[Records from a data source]
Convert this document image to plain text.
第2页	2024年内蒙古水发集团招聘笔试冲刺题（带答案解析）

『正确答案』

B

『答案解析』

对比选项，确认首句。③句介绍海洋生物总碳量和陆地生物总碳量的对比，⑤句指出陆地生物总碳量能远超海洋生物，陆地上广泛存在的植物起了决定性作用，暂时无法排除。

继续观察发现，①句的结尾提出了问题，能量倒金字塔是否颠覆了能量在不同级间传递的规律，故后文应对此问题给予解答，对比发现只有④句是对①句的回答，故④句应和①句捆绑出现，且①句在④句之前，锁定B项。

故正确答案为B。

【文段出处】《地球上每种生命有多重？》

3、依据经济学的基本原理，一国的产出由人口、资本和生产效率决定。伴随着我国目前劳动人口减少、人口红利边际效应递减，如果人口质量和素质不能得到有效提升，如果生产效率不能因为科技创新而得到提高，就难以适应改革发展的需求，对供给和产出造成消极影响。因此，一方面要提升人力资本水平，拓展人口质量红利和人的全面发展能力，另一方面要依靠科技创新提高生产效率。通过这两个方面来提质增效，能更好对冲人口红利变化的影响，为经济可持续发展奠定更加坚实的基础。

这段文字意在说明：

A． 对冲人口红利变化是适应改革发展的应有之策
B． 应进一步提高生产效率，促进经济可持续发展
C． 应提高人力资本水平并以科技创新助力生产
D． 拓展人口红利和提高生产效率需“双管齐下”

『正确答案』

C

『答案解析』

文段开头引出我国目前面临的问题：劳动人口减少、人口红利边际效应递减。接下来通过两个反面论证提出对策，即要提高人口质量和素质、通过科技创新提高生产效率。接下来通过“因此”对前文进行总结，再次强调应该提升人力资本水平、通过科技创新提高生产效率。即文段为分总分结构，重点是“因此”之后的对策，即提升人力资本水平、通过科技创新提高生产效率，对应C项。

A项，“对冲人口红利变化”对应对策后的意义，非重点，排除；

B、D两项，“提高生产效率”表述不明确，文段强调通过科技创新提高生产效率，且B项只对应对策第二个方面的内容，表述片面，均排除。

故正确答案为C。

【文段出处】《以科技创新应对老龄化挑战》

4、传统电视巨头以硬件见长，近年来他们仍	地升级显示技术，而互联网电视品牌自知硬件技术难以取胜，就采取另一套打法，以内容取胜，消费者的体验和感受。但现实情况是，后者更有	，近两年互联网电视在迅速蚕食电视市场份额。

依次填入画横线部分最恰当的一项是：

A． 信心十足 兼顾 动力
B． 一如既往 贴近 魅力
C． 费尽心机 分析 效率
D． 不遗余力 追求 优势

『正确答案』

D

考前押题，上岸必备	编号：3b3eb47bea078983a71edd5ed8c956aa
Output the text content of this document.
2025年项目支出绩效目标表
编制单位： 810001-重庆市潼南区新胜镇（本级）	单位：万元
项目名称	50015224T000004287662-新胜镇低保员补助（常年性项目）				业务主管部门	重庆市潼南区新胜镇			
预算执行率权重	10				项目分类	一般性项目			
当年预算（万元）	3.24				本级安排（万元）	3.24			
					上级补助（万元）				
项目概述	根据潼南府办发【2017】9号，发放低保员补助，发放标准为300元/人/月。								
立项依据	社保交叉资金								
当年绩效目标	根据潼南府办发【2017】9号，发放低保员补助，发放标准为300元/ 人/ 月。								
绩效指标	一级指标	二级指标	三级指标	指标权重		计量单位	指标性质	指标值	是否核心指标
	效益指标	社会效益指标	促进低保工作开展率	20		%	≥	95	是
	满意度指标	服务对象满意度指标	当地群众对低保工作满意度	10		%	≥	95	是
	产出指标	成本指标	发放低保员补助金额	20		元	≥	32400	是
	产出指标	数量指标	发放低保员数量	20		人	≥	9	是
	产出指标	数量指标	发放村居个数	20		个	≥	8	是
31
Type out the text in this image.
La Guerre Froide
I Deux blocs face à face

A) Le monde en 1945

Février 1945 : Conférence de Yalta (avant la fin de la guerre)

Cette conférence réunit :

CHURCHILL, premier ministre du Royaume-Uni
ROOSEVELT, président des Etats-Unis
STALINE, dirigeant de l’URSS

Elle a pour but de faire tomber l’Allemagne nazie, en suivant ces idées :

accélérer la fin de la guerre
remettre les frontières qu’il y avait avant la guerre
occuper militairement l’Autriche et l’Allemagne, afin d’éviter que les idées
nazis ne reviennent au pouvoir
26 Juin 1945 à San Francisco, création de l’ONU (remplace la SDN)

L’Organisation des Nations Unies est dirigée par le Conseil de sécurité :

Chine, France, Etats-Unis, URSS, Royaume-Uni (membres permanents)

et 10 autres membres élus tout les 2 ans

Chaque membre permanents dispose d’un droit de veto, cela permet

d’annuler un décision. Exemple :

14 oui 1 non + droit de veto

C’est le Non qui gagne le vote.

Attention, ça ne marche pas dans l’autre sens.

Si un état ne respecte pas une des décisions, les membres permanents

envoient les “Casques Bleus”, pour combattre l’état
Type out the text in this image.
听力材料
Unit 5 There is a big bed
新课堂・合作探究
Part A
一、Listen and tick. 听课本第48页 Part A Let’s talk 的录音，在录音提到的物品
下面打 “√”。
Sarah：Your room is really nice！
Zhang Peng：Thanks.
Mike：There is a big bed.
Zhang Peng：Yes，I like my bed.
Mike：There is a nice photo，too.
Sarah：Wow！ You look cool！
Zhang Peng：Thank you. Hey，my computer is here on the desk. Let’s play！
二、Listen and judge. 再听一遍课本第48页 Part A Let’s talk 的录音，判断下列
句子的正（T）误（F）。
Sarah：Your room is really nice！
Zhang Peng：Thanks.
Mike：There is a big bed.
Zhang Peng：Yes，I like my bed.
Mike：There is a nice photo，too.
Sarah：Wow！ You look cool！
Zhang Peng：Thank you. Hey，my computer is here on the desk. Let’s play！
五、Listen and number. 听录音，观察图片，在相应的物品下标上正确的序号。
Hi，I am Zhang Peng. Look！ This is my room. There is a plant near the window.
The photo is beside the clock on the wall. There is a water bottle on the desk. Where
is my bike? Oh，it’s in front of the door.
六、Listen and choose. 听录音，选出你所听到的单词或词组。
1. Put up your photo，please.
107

Direction. Copy out the full material exactly as it appears.

Solution for this exercise.
Convert this document image to plain text.
第2页	2024年内蒙古水发集团招聘笔试冲刺题（带答案解析）

『正确答案』

B

『答案解析』

对比选项，确认首句。③句介绍海洋生物总碳量和陆地生物总碳量的对比，⑤句指出陆地生物总碳量能远超海洋生物，陆地上广泛存在的植物起了决定性作用，暂时无法排除。

继续观察发现，①句的结尾提出了问题，能量倒金字塔是否颠覆了能量在不同级间传递的规律，故后文应对此问题给予解答，对比发现只有④句是对①句的回答，故④句应和①句捆绑出现，且①句在④句之前，锁定B项。

故正确答案为B。

【文段出处】《地球上每种生命有多重？》

3、依据经济学的基本原理，一国的产出由人口、资本和生产效率决定。伴随着我国目前劳动人口减少、人口红利边际效应递减，如果人口质量和素质不能得到有效提升，如果生产效率不能因为科技创新而得到提高，就难以适应改革发展的需求，对供给和产出造成消极影响。因此，一方面要提升人力资本水平，拓展人口质量红利和人的全面发展能力，另一方面要依靠科技创新提高生产效率。通过这两个方面来提质增效，能更好对冲人口红利变化的影响，为经济可持续发展奠定更加坚实的基础。

这段文字意在说明：

A． 对冲人口红利变化是适应改革发展的应有之策
B． 应进一步提高生产效率，促进经济可持续发展
C． 应提高人力资本水平并以科技创新助力生产
D． 拓展人口红利和提高生产效率需“双管齐下”

『正确答案』

C

『答案解析』

文段开头引出我国目前面临的问题：劳动人口减少、人口红利边际效应递减。接下来通过两个反面论证提出对策，即要提高人口质量和素质、通过科技创新提高生产效率。接下来通过“因此”对前文进行总结，再次强调应该提升人力资本水平、通过科技创新提高生产效率。即文段为分总分结构，重点是“因此”之后的对策，即提升人力资本水平、通过科技创新提高生产效率，对应C项。

A项，“对冲人口红利变化”对应对策后的意义，非重点，排除；

B、D两项，“提高生产效率”表述不明确，文段强调通过科技创新提高生产效率，且B项只对应对策第二个方面的内容，表述片面，均排除。

故正确答案为C。

【文段出处】《以科技创新应对老龄化挑战》

4、传统电视巨头以硬件见长，近年来他们仍	地升级显示技术，而互联网电视品牌自知硬件技术难以取胜，就采取另一套打法，以内容取胜，消费者的体验和感受。但现实情况是，后者更有	，近两年互联网电视在迅速蚕食电视市场份额。

依次填入画横线部分最恰当的一项是：

A． 信心十足 兼顾 动力
B． 一如既往 贴近 魅力
C． 费尽心机 分析 效率
D． 不遗余力 追求 优势

『正确答案』

D

考前押题，上岸必备	编号：3b3eb47bea078983a71edd5ed8c956aa
Output the text content of this document.
2025年项目支出绩效目标表
编制单位： 810001-重庆市潼南区新胜镇（本级）	单位：万元
项目名称	50015224T000004287662-新胜镇低保员补助（常年性项目）				业务主管部门	重庆市潼南区新胜镇			
预算执行率权重	10				项目分类	一般性项目			
当年预算（万元）	3.24				本级安排（万元）	3.24			
					上级补助（万元）				
项目概述	根据潼南府办发【2017】9号，发放低保员补助，发放标准为300元/人/月。								
立项依据	社保交叉资金								
当年绩效目标	根据潼南府办发【2017】9号，发放低保员补助，发放标准为300元/ 人/ 月。								
绩效指标	一级指标	二级指标	三级指标	指标权重		计量单位	指标性质	指标值	是否核心指标
	效益指标	社会效益指标	促进低保工作开展率	20		%	≥	95	是
	满意度指标	服务对象满意度指标	当地群众对低保工作满意度	10		%	≥	95	是
	产出指标	成本指标	发放低保员补助金额	20		元	≥	32400	是
	产出指标	数量指标	发放低保员数量	20		人	≥	9	是
	产出指标	数量指标	发放村居个数	20		个	≥	8	是
31
Type out the text in this image.
La Guerre Froide
I Deux blocs face à face

A) Le monde en 1945

Février 1945 : Conférence de Yalta (avant la fin de la guerre)

Cette conférence réunit :

CHURCHILL, premier ministre du Royaume-Uni
ROOSEVELT, président des Etats-Unis
STALINE, dirigeant de l’URSS

Elle a pour but de faire tomber l’Allemagne nazie, en suivant ces idées :

accélérer la fin de la guerre
remettre les frontières qu’il y avait avant la guerre
occuper militairement l’Autriche et l’Allemagne, afin d’éviter que les idées
nazis ne reviennent au pouvoir
26 Juin 1945 à San Francisco, création de l’ONU (remplace la SDN)

L’Organisation des Nations Unies est dirigée par le Conseil de sécurité :

Chine, France, Etats-Unis, URSS, Royaume-Uni (membres permanents)

et 10 autres membres élus tout les 2 ans

Chaque membre permanents dispose d’un droit de veto, cela permet

d’annuler un décision. Exemple :

14 oui 1 non + droit de veto

C’est le Non qui gagne le vote.

Attention, ça ne marche pas dans l’autre sens.

Si un état ne respecte pas une des décisions, les membres permanents

envoient les “Casques Bleus”, pour combattre l’état
Type out the text in this image.
听力材料
Unit 5 There is a big bed
新课堂・合作探究
Part A
一、Listen and tick. 听课本第48页 Part A Let’s talk 的录音，在录音提到的物品
下面打 “√”。
Sarah：Your room is really nice！
Zhang Peng：Thanks.
Mike：There is a big bed.
Zhang Peng：Yes，I like my bed.
Mike：There is a nice photo，too.
Sarah：Wow！ You look cool！
Zhang Peng：Thank you. Hey，my computer is here on the desk. Let’s play！
二、Listen and judge. 再听一遍课本第48页 Part A Let’s talk 的录音，判断下列
句子的正（T）误（F）。
Sarah：Your room is really nice！
Zhang Peng：Thanks.
Mike：There is a big bed.
Zhang Peng：Yes，I like my bed.
Mike：There is a nice photo，too.
Sarah：Wow！ You look cool！
Zhang Peng：Thank you. Hey，my computer is here on the desk. Let’s play！
五、Listen and number. 听录音，观察图片，在相应的物品下标上正确的序号。
Hi，I am Zhang Peng. Look！ This is my room. There is a plant near the window.
The photo is beside the clock on the wall. There is a water bottle on the desk. Where
is my bike? Oh，it’s in front of the door.
六、Listen and choose. 听录音，选出你所听到的单词或词组。
1. Put up your photo，please.
107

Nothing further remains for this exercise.